begin Records for the task
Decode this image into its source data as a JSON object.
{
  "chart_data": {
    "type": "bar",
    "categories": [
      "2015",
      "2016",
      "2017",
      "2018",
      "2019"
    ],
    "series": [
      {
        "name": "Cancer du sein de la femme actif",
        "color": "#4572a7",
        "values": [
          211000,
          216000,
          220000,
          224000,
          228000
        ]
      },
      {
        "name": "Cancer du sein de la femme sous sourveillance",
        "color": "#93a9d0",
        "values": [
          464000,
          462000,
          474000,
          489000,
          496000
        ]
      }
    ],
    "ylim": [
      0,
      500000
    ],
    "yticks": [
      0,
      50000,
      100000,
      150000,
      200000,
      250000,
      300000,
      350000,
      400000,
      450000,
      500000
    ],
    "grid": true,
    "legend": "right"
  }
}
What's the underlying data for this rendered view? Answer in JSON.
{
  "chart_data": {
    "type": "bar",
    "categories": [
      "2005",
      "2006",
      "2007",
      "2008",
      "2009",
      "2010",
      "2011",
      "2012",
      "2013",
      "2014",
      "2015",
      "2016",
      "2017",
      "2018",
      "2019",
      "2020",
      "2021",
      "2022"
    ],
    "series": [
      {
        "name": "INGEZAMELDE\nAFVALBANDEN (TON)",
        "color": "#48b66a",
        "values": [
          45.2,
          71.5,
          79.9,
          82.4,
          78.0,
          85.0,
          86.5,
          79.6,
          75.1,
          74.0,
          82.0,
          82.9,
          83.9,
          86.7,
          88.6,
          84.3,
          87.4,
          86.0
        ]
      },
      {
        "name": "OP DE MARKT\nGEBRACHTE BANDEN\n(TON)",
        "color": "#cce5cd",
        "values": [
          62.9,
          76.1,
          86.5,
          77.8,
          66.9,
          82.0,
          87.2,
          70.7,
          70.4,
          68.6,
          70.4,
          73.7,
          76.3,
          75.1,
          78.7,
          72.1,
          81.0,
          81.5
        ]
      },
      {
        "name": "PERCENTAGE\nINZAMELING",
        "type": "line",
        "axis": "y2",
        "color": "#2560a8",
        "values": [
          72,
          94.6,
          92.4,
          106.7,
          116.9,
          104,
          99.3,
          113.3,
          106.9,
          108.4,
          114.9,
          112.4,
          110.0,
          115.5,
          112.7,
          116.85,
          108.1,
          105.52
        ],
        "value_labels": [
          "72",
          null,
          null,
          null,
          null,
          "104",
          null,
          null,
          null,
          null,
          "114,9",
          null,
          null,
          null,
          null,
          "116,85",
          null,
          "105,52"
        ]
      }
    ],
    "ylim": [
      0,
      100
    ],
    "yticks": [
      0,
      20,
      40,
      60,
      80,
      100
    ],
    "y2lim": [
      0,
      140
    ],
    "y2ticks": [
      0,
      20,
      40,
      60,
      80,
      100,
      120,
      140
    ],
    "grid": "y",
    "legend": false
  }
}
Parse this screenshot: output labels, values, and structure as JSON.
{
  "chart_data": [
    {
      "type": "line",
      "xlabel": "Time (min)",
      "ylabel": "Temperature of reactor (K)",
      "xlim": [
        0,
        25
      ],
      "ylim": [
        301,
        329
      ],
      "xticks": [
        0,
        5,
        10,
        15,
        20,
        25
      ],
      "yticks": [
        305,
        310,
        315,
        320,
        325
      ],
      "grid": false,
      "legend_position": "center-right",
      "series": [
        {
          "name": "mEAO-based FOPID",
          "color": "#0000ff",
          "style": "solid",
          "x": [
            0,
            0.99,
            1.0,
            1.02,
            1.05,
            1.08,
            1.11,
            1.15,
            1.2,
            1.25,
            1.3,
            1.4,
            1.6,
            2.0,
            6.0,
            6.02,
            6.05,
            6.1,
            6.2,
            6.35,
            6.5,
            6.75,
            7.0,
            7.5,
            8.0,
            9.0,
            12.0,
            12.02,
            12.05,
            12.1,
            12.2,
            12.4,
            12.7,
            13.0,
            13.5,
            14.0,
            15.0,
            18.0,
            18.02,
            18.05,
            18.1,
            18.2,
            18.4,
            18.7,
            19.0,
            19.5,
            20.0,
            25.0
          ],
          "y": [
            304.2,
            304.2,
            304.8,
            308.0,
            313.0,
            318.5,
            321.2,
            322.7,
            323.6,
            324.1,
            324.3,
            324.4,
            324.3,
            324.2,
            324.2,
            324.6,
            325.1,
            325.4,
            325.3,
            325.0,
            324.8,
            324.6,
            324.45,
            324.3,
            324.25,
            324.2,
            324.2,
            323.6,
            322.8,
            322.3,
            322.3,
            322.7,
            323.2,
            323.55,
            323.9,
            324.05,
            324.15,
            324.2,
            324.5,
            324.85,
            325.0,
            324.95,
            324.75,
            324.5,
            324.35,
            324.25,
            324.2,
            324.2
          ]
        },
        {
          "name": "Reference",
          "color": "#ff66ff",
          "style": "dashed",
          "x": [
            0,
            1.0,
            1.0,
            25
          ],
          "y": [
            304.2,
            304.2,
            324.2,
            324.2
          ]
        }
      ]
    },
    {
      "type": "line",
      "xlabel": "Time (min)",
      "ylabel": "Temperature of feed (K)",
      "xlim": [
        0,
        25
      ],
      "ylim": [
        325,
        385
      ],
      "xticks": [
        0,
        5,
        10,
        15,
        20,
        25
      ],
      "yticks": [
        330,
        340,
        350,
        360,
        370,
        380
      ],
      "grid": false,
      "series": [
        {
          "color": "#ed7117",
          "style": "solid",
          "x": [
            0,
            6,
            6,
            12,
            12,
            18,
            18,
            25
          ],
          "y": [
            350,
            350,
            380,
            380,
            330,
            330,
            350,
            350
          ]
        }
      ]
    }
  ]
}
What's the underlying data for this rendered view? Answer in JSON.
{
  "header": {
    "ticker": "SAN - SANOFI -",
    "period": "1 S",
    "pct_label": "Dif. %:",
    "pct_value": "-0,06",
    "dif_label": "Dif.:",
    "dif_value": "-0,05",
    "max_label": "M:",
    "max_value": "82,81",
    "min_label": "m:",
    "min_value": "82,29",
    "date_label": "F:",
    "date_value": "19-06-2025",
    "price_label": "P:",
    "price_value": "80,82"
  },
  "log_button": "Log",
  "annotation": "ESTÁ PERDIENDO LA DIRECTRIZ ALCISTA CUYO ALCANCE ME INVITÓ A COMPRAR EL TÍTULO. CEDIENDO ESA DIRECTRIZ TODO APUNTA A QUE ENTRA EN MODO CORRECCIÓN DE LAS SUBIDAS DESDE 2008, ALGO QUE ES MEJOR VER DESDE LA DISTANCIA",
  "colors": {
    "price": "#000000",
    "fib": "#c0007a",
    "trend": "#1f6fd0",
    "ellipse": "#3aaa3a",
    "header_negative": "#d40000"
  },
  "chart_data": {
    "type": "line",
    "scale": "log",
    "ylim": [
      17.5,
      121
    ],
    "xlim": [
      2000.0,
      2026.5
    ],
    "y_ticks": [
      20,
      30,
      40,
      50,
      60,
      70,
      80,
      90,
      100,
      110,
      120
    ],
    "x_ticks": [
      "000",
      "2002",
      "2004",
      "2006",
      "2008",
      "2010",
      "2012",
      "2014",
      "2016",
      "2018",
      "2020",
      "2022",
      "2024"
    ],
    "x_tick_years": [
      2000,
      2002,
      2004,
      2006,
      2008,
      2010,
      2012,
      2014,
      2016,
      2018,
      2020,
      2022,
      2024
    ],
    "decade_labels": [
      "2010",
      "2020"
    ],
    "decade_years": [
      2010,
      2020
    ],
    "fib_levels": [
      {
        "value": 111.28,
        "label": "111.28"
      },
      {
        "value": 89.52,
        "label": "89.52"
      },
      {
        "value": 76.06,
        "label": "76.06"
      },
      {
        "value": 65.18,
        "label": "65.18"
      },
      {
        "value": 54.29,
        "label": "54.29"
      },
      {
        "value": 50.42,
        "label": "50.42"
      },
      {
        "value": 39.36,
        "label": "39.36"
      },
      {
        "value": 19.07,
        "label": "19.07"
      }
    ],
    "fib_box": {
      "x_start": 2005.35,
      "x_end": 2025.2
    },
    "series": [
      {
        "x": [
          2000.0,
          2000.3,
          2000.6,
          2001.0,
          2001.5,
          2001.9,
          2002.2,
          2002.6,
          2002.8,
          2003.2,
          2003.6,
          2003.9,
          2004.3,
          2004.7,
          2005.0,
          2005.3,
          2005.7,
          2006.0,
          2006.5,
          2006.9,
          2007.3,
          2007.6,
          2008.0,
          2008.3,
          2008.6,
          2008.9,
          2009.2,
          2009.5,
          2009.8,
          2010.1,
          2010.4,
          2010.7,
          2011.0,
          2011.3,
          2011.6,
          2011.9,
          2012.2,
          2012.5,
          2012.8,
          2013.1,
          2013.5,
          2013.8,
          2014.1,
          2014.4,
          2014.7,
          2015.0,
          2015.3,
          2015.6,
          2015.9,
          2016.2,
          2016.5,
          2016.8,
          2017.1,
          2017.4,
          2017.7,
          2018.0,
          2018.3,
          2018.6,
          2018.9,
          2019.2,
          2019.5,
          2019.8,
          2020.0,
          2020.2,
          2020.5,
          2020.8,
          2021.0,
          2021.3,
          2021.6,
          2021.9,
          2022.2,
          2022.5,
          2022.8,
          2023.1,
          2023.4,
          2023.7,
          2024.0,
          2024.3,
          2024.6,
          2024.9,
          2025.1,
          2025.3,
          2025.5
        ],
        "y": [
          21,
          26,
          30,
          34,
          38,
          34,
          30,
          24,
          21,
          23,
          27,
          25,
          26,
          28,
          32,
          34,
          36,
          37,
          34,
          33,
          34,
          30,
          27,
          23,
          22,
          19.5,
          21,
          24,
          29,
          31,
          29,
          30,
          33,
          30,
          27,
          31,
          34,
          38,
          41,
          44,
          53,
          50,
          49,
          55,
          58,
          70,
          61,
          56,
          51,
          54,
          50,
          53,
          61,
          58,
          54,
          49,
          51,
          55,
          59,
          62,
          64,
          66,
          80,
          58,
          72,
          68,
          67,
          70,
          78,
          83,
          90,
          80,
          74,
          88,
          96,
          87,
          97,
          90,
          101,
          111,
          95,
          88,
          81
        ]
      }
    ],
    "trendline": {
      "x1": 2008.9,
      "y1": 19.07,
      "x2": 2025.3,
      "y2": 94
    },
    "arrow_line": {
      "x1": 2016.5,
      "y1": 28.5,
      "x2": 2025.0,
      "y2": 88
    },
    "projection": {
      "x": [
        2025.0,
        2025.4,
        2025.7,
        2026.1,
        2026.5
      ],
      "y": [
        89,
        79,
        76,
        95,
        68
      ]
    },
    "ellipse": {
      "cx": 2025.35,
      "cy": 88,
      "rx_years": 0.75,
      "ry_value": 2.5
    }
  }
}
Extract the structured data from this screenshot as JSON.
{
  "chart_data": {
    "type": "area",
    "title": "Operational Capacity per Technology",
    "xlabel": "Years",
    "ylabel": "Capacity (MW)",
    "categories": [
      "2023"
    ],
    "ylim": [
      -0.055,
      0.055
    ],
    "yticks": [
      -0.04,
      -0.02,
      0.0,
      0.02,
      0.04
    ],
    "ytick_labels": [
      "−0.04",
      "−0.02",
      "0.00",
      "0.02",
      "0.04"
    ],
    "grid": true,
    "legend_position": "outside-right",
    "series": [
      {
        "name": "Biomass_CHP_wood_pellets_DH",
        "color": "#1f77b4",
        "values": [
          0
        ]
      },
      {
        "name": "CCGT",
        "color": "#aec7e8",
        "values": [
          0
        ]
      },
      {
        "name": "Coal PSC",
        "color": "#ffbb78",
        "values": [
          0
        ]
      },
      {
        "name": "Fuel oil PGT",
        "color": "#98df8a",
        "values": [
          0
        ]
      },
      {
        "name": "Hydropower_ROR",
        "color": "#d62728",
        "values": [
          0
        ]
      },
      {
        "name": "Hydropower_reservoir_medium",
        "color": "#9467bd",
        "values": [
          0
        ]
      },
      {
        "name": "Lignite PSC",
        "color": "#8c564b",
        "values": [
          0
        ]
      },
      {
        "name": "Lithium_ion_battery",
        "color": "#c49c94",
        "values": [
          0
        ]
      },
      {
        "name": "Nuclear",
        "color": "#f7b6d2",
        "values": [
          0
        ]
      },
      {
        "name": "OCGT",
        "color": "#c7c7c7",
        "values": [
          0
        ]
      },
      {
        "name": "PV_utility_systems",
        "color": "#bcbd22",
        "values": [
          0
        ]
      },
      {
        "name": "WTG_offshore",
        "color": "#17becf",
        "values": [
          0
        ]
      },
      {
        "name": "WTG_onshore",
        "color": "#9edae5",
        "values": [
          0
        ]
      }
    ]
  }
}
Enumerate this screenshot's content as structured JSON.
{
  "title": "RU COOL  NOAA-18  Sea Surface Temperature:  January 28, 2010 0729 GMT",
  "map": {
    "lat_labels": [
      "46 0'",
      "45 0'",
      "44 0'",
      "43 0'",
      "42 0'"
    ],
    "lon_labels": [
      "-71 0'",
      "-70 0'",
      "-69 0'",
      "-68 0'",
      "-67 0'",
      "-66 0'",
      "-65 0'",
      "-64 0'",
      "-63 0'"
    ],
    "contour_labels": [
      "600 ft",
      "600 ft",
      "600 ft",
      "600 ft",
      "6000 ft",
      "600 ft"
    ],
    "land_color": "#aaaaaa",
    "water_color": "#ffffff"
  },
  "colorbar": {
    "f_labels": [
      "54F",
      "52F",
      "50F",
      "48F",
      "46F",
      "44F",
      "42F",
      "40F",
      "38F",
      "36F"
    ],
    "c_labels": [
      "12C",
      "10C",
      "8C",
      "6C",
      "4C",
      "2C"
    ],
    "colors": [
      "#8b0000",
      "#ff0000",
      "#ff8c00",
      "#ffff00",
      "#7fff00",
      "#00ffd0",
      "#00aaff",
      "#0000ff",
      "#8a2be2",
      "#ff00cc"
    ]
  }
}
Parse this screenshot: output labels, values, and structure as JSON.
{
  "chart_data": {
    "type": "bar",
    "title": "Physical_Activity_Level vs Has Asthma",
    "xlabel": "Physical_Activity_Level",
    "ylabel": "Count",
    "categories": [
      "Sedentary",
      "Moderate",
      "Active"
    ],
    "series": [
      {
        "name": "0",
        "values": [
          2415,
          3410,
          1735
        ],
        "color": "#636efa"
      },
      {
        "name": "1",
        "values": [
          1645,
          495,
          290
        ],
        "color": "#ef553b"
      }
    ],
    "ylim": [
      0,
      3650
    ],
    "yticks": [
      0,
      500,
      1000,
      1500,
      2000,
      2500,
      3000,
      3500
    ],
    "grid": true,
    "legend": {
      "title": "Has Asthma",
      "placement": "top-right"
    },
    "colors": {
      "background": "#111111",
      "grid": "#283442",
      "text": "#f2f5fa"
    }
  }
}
end Records for the task
■ Short problem ■
Of the lines in this listing, report how many contain the string "JSON", and give the number only.

■ Completed task ■
7